Give the listing again in full, exactly as written.
━━━ Data extract ━━━
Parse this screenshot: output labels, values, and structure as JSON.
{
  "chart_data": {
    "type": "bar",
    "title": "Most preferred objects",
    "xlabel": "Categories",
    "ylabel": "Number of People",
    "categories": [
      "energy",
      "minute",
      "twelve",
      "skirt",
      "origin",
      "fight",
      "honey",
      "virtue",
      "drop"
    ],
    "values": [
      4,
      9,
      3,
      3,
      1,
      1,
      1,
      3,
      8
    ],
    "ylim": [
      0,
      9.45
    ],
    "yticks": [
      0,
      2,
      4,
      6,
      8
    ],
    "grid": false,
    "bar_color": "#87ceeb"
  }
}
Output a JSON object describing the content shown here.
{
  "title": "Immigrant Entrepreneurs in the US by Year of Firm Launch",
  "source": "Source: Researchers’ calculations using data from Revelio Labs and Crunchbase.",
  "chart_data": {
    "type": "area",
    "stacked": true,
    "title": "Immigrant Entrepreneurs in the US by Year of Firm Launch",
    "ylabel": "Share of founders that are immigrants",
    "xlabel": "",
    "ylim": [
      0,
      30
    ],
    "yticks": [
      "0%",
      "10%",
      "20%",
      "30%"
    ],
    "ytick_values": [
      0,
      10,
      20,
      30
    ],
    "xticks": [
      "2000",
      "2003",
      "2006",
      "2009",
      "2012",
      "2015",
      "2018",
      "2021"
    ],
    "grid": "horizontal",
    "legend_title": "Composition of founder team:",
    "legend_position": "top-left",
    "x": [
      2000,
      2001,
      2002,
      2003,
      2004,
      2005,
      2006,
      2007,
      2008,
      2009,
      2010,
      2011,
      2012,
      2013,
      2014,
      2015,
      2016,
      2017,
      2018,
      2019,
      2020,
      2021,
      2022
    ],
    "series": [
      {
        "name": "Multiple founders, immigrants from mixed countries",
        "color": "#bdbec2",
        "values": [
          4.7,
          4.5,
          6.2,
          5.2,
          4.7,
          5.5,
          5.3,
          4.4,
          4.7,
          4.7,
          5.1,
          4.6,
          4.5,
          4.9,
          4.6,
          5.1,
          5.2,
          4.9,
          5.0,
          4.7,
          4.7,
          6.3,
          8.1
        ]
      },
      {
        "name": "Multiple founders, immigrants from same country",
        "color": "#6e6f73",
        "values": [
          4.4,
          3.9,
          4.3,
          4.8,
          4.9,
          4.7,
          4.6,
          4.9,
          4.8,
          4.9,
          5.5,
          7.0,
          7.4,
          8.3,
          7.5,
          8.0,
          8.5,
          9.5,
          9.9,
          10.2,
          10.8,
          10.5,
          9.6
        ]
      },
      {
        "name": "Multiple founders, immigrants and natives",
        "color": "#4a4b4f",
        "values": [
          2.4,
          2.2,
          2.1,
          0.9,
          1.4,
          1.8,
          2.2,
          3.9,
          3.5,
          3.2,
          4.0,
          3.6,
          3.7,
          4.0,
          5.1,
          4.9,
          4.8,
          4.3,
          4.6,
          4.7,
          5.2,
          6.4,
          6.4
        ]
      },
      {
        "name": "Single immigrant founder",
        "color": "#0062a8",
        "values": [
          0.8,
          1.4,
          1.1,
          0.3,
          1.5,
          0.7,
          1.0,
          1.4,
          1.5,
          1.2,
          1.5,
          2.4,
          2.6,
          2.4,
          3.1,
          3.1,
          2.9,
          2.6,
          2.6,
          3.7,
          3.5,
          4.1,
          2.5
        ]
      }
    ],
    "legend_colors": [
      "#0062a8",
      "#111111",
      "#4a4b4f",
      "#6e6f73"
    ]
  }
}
━━━
Exercise solution
Parse this screenshot: output labels, values, and structure as JSON.
{
  "chart_data": {
    "type": "bar",
    "title": "Most preferred objects",
    "xlabel": "Categories",
    "ylabel": "Number of People",
    "categories": [
      "energy",
      "minute",
      "twelve",
      "skirt",
      "origin",
      "fight",
      "honey",
      "virtue",
      "drop"
    ],
    "values": [
      4,
      9,
      3,
      3,
      1,
      1,
      1,
      3,
      8
    ],
    "ylim": [
      0,
      9.45
    ],
    "yticks": [
      0,
      2,
      4,
      6,
      8
    ],
    "grid": false,
    "bar_color": "#87ceeb"
  }
}
Output a JSON object describing the content shown here.
{
  "title": "Immigrant Entrepreneurs in the US by Year of Firm Launch",
  "source": "Source: Researchers’ calculations using data from Revelio Labs and Crunchbase.",
  "chart_data": {
    "type": "area",
    "stacked": true,
    "title": "Immigrant Entrepreneurs in the US by Year of Firm Launch",
    "ylabel": "Share of founders that are immigrants",
    "xlabel": "",
    "ylim": [
      0,
      30
    ],
    "yticks": [
      "0%",
      "10%",
      "20%",
      "30%"
    ],
    "ytick_values": [
      0,
      10,
      20,
      30
    ],
    "xticks": [
      "2000",
      "2003",
      "2006",
      "2009",
      "2012",
      "2015",
      "2018",
      "2021"
    ],
    "grid": "horizontal",
    "legend_title": "Composition of founder team:",
    "legend_position": "top-left",
    "x": [
      2000,
      2001,
      2002,
      2003,
      2004,
      2005,
      2006,
      2007,
      2008,
      2009,
      2010,
      2011,
      2012,
      2013,
      2014,
      2015,
      2016,
      2017,
      2018,
      2019,
      2020,
      2021,
      2022
    ],
    "series": [
      {
        "name": "Multiple founders, immigrants from mixed countries",
        "color": "#bdbec2",
        "values": [
          4.7,
          4.5,
          6.2,
          5.2,
          4.7,
          5.5,
          5.3,
          4.4,
          4.7,
          4.7,
          5.1,
          4.6,
          4.5,
          4.9,
          4.6,
          5.1,
          5.2,
          4.9,
          5.0,
          4.7,
          4.7,
          6.3,
          8.1
        ]
      },
      {
        "name": "Multiple founders, immigrants from same country",
        "color": "#6e6f73",
        "values": [
          4.4,
          3.9,
          4.3,
          4.8,
          4.9,
          4.7,
          4.6,
          4.9,
          4.8,
          4.9,
          5.5,
          7.0,
          7.4,
          8.3,
          7.5,
          8.0,
          8.5,
          9.5,
          9.9,
          10.2,
          10.8,
          10.5,
          9.6
        ]
      },
      {
        "name": "Multiple founders, immigrants and natives",
        "color": "#4a4b4f",
        "values": [
          2.4,
          2.2,
          2.1,
          0.9,
          1.4,
          1.8,
          2.2,
          3.9,
          3.5,
          3.2,
          4.0,
          3.6,
          3.7,
          4.0,
          5.1,
          4.9,
          4.8,
          4.3,
          4.6,
          4.7,
          5.2,
          6.4,
          6.4
        ]
      },
      {
        "name": "Single immigrant founder",
        "color": "#0062a8",
        "values": [
          0.8,
          1.4,
          1.1,
          0.3,
          1.5,
          0.7,
          1.0,
          1.4,
          1.5,
          1.2,
          1.5,
          2.4,
          2.6,
          2.4,
          3.1,
          3.1,
          2.9,
          2.6,
          2.6,
          3.7,
          3.5,
          4.1,
          2.5
        ]
      }
    ],
    "legend_colors": [
      "#0062a8",
      "#111111",
      "#4a4b4f",
      "#6e6f73"
    ]
  }
}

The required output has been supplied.